**WORK TO DO**
Where does the string "życia" appear in the records? Copy every line that contains it.

==================================================

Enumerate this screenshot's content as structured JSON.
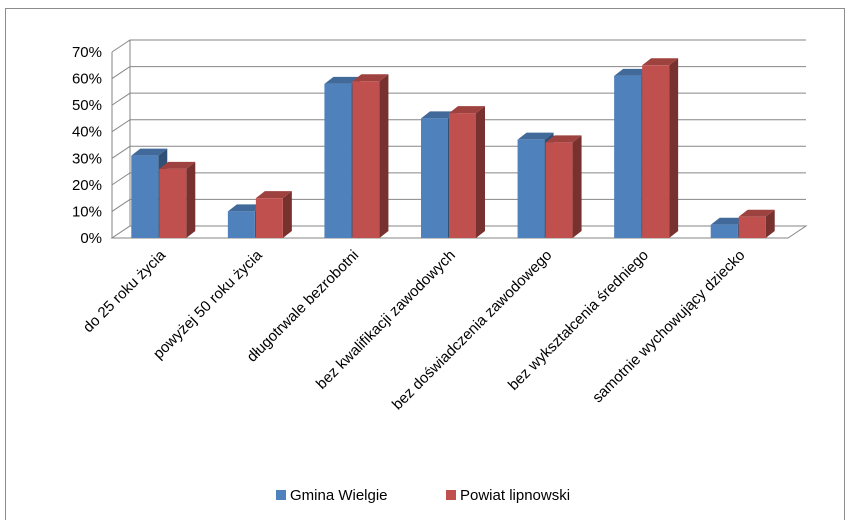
{
  "chart_data": {
    "type": "bar",
    "categories": [
      "do 25 roku życia",
      "powyżej 50 roku życia",
      "długotrwale bezrobotni",
      "bez kwalifikacji zawodowych",
      "bez doświadczenia zawodowego",
      "bez wykształcenia średniego",
      "samotnie wychowujący dziecko"
    ],
    "series": [
      {
        "name": "Gmina Wielgie",
        "color": "#4f81bd",
        "values": [
          31,
          10,
          58,
          45,
          37,
          61,
          5
        ]
      },
      {
        "name": "Powiat lipnowski",
        "color": "#c0504d",
        "values": [
          26,
          15,
          59,
          47,
          36,
          65,
          8
        ]
      }
    ],
    "ylim": [
      0,
      70
    ],
    "yticks": [
      "0%",
      "10%",
      "20%",
      "30%",
      "40%",
      "50%",
      "60%",
      "70%"
    ],
    "grid": true,
    "legend_position": "bottom"
  }
}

==================================================

**TASK ANSWER**
      "do 25 roku życia",
      "powyżej 50 roku życia",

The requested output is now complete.